■ GIVEN EXERCISE: Copy out each line that includes the word "knize".

■ DATA LINES:
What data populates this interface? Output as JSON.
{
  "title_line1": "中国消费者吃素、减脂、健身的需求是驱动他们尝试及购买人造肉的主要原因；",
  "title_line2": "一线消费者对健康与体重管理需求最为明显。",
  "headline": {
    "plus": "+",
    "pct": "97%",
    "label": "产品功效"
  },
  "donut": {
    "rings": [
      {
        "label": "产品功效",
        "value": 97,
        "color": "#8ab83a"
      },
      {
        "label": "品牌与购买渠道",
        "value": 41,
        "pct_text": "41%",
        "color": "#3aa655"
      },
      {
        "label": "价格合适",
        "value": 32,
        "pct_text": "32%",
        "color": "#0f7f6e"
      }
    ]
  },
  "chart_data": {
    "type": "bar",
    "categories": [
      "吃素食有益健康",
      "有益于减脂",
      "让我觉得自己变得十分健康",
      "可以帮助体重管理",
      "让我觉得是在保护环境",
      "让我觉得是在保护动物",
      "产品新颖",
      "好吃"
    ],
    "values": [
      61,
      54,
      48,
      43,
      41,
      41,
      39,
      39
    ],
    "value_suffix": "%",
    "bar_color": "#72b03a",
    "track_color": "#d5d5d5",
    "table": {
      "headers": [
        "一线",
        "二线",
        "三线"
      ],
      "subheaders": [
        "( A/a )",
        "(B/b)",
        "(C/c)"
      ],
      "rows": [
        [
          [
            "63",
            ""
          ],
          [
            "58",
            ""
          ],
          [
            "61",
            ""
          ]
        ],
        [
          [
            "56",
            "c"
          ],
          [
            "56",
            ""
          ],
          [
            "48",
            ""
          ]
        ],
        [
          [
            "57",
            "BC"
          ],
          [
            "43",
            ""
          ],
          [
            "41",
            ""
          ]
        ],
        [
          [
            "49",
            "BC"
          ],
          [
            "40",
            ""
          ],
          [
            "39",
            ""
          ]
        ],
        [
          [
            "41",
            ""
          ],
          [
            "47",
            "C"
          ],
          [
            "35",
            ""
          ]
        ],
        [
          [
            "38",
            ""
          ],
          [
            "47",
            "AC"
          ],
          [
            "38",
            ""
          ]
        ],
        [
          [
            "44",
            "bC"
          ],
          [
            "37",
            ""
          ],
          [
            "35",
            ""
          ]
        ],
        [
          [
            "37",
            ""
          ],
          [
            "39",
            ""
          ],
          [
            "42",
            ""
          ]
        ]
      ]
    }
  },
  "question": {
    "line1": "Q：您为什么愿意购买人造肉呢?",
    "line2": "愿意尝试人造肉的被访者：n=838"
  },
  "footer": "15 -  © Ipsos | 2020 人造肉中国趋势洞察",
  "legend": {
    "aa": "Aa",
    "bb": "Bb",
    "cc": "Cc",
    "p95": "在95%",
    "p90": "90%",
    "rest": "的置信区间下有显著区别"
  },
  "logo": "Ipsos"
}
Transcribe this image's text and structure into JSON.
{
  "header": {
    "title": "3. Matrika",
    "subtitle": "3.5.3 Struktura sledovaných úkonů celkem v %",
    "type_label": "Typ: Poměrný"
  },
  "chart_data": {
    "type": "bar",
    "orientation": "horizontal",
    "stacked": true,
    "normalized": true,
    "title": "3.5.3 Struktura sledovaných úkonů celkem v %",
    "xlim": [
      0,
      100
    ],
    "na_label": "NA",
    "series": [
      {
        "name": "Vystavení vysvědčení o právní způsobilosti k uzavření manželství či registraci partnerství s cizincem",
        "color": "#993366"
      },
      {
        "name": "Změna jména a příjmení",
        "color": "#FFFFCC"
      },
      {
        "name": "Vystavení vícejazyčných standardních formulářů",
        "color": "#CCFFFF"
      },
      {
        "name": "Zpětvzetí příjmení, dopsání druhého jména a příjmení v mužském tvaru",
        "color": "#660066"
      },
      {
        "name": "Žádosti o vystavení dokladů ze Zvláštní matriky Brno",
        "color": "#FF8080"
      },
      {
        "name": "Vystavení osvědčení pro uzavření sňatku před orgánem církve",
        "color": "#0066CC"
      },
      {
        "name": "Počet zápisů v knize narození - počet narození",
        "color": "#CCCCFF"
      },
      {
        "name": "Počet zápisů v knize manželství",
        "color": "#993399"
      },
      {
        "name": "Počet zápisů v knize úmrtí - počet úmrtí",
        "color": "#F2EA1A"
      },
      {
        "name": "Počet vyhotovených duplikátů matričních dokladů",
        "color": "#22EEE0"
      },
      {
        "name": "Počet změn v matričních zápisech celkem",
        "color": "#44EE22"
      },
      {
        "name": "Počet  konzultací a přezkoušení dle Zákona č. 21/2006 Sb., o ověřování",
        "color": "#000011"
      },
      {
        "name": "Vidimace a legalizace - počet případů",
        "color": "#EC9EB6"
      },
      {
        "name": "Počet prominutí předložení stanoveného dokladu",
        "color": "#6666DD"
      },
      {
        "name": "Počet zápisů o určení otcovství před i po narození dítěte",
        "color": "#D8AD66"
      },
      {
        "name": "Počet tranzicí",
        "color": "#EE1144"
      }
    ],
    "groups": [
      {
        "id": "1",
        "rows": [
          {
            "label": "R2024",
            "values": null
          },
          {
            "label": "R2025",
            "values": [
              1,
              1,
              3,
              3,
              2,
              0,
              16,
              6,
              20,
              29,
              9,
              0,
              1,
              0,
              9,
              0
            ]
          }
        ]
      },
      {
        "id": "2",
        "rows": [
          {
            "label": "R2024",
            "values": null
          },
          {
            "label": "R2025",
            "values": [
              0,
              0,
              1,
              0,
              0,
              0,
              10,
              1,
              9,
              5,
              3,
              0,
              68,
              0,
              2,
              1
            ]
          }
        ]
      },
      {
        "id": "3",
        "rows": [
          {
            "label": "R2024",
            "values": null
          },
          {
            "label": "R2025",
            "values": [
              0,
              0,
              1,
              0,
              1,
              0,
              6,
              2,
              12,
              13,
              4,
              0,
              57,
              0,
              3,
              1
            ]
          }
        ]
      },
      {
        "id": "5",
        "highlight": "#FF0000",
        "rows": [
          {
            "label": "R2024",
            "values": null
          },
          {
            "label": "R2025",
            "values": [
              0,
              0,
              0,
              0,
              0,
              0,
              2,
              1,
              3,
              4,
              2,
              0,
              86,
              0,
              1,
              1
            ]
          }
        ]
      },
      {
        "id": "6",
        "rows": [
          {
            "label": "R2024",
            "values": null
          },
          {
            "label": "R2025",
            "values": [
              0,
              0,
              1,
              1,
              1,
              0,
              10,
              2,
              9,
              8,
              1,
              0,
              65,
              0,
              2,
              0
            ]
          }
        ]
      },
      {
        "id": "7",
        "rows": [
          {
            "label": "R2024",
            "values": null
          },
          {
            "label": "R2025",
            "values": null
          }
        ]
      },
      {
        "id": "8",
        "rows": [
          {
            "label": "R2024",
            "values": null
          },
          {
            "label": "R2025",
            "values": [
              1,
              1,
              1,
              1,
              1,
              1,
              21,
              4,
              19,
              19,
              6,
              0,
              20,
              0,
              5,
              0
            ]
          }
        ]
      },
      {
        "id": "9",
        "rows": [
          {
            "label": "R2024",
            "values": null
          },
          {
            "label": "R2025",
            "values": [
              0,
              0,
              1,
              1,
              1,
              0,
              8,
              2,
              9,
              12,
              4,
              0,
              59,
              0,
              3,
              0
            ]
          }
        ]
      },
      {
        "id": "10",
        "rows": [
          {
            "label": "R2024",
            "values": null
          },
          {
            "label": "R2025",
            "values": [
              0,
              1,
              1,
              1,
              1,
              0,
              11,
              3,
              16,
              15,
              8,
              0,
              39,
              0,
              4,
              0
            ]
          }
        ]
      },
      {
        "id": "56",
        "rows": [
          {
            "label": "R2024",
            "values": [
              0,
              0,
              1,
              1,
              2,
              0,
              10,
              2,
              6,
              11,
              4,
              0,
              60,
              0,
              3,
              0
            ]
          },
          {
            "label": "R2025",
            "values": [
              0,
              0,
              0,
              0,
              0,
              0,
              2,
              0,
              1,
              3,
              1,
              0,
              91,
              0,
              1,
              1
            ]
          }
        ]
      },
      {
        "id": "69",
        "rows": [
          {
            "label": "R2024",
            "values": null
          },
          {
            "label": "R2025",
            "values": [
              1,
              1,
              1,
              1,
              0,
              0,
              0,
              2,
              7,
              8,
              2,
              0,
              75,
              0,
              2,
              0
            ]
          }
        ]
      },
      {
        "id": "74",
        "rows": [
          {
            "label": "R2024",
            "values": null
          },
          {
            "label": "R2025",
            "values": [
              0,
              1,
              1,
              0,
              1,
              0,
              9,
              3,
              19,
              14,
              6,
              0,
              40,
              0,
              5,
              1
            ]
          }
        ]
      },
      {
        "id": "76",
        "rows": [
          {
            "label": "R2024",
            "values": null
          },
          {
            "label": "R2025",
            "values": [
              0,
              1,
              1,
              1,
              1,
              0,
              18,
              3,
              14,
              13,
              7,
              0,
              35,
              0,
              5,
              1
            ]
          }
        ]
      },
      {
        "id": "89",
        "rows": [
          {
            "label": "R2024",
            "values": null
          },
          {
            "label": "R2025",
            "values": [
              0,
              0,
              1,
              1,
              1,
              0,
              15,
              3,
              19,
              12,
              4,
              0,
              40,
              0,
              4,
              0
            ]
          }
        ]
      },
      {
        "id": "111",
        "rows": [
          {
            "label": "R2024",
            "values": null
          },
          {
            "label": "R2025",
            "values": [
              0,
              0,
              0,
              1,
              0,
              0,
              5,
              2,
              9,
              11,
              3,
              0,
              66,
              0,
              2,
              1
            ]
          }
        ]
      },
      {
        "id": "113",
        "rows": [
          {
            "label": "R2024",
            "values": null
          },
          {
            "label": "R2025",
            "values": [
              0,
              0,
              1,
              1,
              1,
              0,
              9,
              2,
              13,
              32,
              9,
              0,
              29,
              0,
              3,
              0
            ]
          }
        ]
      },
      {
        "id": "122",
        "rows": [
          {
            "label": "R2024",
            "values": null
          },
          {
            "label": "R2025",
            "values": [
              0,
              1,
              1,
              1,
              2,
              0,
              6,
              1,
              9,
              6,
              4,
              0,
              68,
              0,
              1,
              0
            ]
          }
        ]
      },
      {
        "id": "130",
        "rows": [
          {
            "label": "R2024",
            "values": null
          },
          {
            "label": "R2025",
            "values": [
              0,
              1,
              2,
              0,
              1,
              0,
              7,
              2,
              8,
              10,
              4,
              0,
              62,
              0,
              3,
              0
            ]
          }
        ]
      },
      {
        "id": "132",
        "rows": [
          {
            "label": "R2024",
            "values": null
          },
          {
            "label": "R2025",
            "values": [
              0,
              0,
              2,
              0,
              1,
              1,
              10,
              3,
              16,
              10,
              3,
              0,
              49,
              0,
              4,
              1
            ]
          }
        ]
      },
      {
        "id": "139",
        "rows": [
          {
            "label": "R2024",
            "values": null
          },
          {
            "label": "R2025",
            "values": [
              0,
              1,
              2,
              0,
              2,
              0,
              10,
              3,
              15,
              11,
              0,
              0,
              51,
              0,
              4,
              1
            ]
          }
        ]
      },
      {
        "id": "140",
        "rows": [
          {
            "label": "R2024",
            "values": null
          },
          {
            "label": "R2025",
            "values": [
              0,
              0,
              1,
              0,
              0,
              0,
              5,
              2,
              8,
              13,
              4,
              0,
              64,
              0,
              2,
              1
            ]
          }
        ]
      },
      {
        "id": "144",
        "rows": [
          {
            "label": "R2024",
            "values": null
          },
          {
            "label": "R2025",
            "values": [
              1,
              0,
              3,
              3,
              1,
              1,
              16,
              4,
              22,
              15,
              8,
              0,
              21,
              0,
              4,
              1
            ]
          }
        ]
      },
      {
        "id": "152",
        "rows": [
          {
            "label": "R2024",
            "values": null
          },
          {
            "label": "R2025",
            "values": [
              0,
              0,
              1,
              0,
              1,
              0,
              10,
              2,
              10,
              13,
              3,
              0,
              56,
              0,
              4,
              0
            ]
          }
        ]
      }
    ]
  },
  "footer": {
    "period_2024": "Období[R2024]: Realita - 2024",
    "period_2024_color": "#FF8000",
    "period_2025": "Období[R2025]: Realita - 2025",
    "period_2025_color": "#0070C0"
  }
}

■ COMPLETED TASK:
        "name": "Počet zápisů v knize narození - počet narození",
        "name": "Počet zápisů v knize manželství",
        "name": "Počet zápisů v knize úmrtí - počet úmrtí",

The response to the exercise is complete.